ITEMS -
━━━━━━━━━━━━━━━━
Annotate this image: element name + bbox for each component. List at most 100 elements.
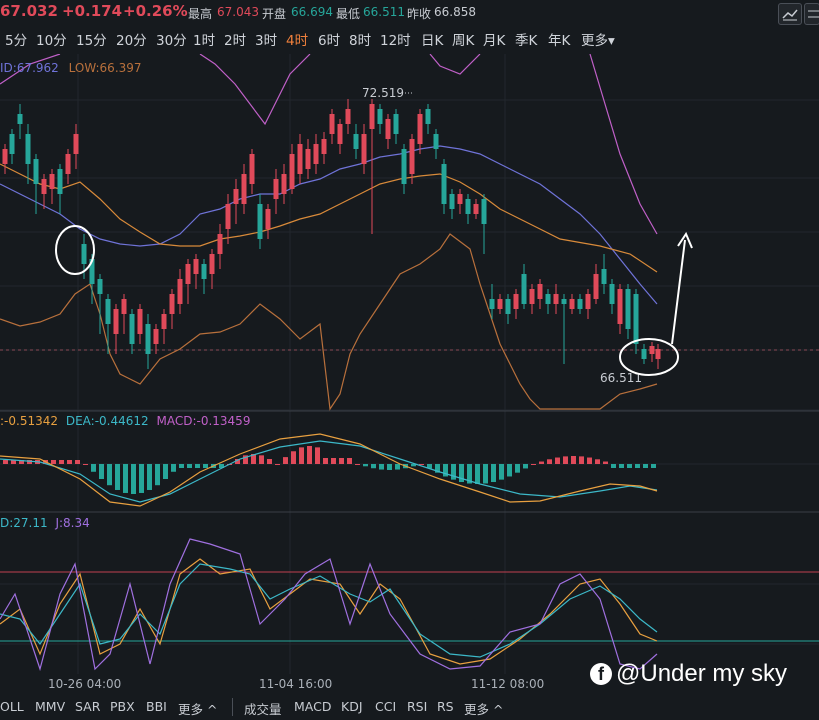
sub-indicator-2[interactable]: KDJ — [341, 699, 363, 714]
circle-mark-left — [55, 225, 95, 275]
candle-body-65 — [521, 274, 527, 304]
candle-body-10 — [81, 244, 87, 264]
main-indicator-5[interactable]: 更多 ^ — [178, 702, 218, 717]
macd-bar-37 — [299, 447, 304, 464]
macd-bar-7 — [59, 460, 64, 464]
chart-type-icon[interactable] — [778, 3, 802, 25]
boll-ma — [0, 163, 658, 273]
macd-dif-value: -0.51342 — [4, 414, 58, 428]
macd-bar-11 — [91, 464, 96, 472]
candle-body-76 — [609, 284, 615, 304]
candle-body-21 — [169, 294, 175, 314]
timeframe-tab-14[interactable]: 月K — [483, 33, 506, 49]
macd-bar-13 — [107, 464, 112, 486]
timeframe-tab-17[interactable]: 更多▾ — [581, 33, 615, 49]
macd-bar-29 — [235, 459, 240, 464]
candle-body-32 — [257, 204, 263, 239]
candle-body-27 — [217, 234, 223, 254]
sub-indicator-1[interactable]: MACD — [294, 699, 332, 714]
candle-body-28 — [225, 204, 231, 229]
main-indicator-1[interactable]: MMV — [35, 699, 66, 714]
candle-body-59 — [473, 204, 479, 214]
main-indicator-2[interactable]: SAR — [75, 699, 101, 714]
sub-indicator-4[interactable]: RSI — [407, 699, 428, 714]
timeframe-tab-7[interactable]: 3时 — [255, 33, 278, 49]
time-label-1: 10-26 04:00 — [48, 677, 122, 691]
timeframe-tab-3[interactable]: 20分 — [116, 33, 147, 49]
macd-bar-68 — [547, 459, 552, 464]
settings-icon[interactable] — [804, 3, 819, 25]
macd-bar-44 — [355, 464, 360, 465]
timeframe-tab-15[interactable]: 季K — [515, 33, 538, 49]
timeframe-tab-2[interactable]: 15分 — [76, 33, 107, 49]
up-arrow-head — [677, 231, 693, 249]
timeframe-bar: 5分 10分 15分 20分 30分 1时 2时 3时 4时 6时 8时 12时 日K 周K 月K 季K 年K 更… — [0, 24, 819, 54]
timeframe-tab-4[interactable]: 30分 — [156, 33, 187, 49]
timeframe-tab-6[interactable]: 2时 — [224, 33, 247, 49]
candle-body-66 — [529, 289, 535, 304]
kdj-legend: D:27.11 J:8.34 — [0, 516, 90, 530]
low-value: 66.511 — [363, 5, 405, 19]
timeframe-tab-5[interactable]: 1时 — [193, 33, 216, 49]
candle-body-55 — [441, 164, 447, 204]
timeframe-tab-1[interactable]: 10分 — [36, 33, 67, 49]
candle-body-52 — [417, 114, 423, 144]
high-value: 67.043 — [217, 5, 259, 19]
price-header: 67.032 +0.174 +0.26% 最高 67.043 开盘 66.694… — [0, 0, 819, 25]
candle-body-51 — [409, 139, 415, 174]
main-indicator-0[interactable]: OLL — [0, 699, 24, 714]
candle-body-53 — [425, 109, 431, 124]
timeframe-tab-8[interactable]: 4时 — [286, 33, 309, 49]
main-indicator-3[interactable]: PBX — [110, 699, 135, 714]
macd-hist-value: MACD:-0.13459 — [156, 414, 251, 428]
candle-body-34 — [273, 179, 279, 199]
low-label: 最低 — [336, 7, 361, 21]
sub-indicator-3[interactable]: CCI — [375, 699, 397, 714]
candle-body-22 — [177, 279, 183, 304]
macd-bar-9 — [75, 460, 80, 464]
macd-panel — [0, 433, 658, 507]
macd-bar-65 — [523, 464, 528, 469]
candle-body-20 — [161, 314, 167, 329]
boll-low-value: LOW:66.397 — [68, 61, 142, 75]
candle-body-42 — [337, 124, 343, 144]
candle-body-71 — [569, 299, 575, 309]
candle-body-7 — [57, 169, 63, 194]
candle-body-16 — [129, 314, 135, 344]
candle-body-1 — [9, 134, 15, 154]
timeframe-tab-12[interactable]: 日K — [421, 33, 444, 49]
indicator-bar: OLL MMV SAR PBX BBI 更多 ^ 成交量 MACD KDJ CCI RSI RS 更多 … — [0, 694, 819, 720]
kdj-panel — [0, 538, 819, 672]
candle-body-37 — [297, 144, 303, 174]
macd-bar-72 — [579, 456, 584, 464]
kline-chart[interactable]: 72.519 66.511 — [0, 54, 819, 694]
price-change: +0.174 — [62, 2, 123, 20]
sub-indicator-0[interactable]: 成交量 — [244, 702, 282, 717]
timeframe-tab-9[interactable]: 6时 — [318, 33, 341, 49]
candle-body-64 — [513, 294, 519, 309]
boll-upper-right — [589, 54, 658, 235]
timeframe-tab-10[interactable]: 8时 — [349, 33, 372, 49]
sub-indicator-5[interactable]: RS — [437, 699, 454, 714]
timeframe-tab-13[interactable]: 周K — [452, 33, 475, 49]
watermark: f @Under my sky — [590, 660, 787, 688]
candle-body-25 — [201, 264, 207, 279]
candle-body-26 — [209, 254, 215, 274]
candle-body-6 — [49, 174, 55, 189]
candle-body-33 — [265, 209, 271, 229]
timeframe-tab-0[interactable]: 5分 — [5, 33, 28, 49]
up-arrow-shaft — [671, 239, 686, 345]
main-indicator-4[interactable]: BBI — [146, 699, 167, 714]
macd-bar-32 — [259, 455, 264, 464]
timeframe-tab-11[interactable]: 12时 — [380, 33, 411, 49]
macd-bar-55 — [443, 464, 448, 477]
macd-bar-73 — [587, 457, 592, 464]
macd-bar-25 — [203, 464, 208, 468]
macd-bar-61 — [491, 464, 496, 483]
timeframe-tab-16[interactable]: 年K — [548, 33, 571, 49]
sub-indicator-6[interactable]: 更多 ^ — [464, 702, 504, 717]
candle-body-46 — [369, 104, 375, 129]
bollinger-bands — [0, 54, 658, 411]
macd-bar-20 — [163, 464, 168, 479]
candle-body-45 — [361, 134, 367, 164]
━━━━━━━━━━━━━━━━
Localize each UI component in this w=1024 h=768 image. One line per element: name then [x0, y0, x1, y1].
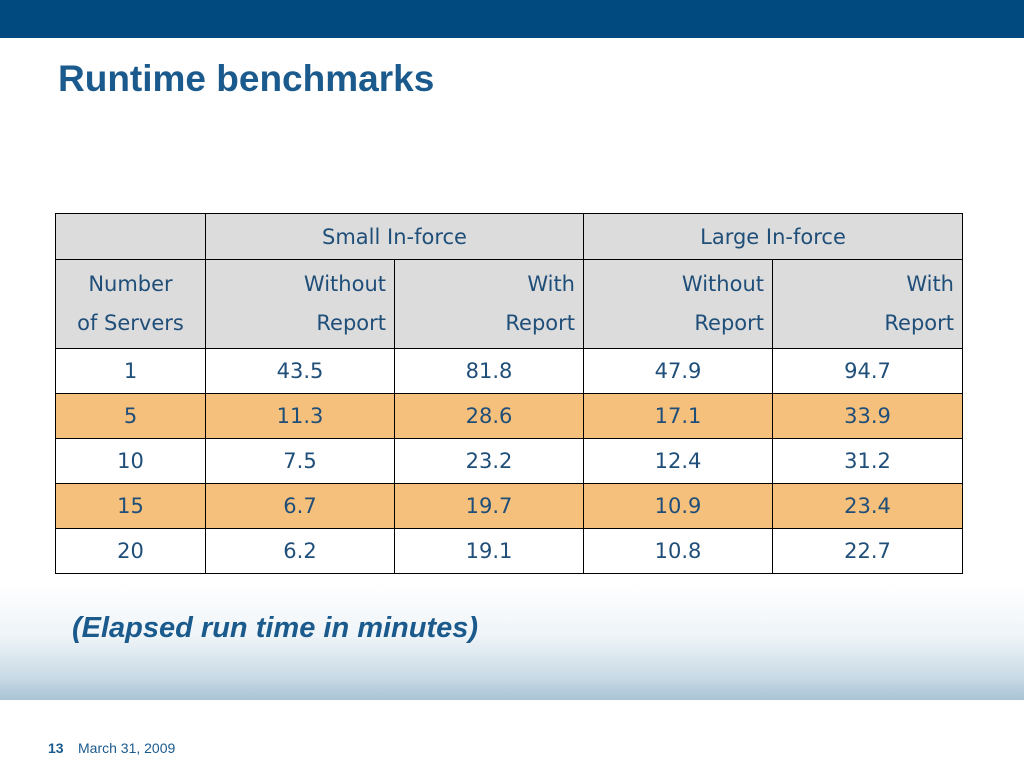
━━━━━━━━━━━━━━━━
SET EXERCISE - Reproduce the records above word for word, beginning at the line that has "Annotate this image: element" and stopping after the line that has "timeframe-tab-3[interactable]: 20分 —". Leave the pictures out of your answer.

REPLY -
Annotate this image: element name + bbox for each component. List at most 100 elements.
sub-indicator-2[interactable]: KDJ — [341, 699, 363, 714]
circle-mark-left — [55, 225, 95, 275]
candle-body-65 — [521, 274, 527, 304]
candle-body-10 — [81, 244, 87, 264]
main-indicator-5[interactable]: 更多 ^ — [178, 702, 218, 717]
macd-bar-37 — [299, 447, 304, 464]
macd-bar-7 — [59, 460, 64, 464]
chart-type-icon[interactable] — [778, 3, 802, 25]
boll-ma — [0, 163, 658, 273]
macd-dif-value: -0.51342 — [4, 414, 58, 428]
macd-bar-11 — [91, 464, 96, 472]
candle-body-76 — [609, 284, 615, 304]
candle-body-21 — [169, 294, 175, 314]
timeframe-tab-14[interactable]: 月K — [483, 33, 506, 49]
macd-bar-13 — [107, 464, 112, 486]
timeframe-tab-17[interactable]: 更多▾ — [581, 33, 615, 49]
macd-bar-29 — [235, 459, 240, 464]
candle-body-32 — [257, 204, 263, 239]
candle-body-27 — [217, 234, 223, 254]
sub-indicator-1[interactable]: MACD — [294, 699, 332, 714]
candle-body-28 — [225, 204, 231, 229]
main-indicator-1[interactable]: MMV — [35, 699, 66, 714]
candle-body-59 — [473, 204, 479, 214]
main-indicator-2[interactable]: SAR — [75, 699, 101, 714]
sub-indicator-4[interactable]: RSI — [407, 699, 428, 714]
timeframe-tab-7[interactable]: 3时 — [255, 33, 278, 49]
time-label-1: 10-26 04:00 — [48, 677, 122, 691]
timeframe-tab-3[interactable]: 20分 — [116, 33, 147, 49]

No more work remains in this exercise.